Give back all of the records exactly.

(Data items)
Segment Open

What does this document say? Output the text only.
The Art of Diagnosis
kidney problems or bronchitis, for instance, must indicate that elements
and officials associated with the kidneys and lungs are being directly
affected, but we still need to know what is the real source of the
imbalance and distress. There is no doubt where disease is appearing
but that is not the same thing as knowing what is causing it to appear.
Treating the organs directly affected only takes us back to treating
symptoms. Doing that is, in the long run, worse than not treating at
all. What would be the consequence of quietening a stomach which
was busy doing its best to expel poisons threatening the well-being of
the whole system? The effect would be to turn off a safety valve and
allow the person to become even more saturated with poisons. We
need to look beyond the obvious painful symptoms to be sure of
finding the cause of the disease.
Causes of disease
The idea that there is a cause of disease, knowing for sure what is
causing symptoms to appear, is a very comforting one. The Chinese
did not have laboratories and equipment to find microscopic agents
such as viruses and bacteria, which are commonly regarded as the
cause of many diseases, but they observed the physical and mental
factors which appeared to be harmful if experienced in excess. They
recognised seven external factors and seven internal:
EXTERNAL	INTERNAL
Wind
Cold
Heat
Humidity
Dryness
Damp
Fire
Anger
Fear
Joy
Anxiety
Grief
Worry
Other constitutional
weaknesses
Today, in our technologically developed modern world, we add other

Segment Closed

REPLY:
What does this document say? Output the text only.
The Art of Diagnosis
kidney problems or bronchitis, for instance, must indicate that elements
and officials associated with the kidneys and lungs are being directly
affected, but we still need to know what is the real source of the
imbalance and distress. There is no doubt where disease is appearing
but that is not the same thing as knowing what is causing it to appear.
Treating the organs directly affected only takes us back to treating
symptoms. Doing that is, in the long run, worse than not treating at
all. What would be the consequence of quietening a stomach which
was busy doing its best to expel poisons threatening the well-being of
the whole system? The effect would be to turn off a safety valve and
allow the person to become even more saturated with poisons. We
need to look beyond the obvious painful symptoms to be sure of
finding the cause of the disease.
Causes of disease
The idea that there is a cause of disease, knowing for sure what is
causing symptoms to appear, is a very comforting one. The Chinese
did not have laboratories and equipment to find microscopic agents
such as viruses and bacteria, which are commonly regarded as the
cause of many diseases, but they observed the physical and mental
factors which appeared to be harmful if experienced in excess. They
recognised seven external factors and seven internal:
EXTERNAL	INTERNAL
Wind
Cold
Heat
Humidity
Dryness
Damp
Fire
Anger
Fear
Joy
Anxiety
Grief
Worry
Other constitutional
weaknesses
Today, in our technologically developed modern world, we add other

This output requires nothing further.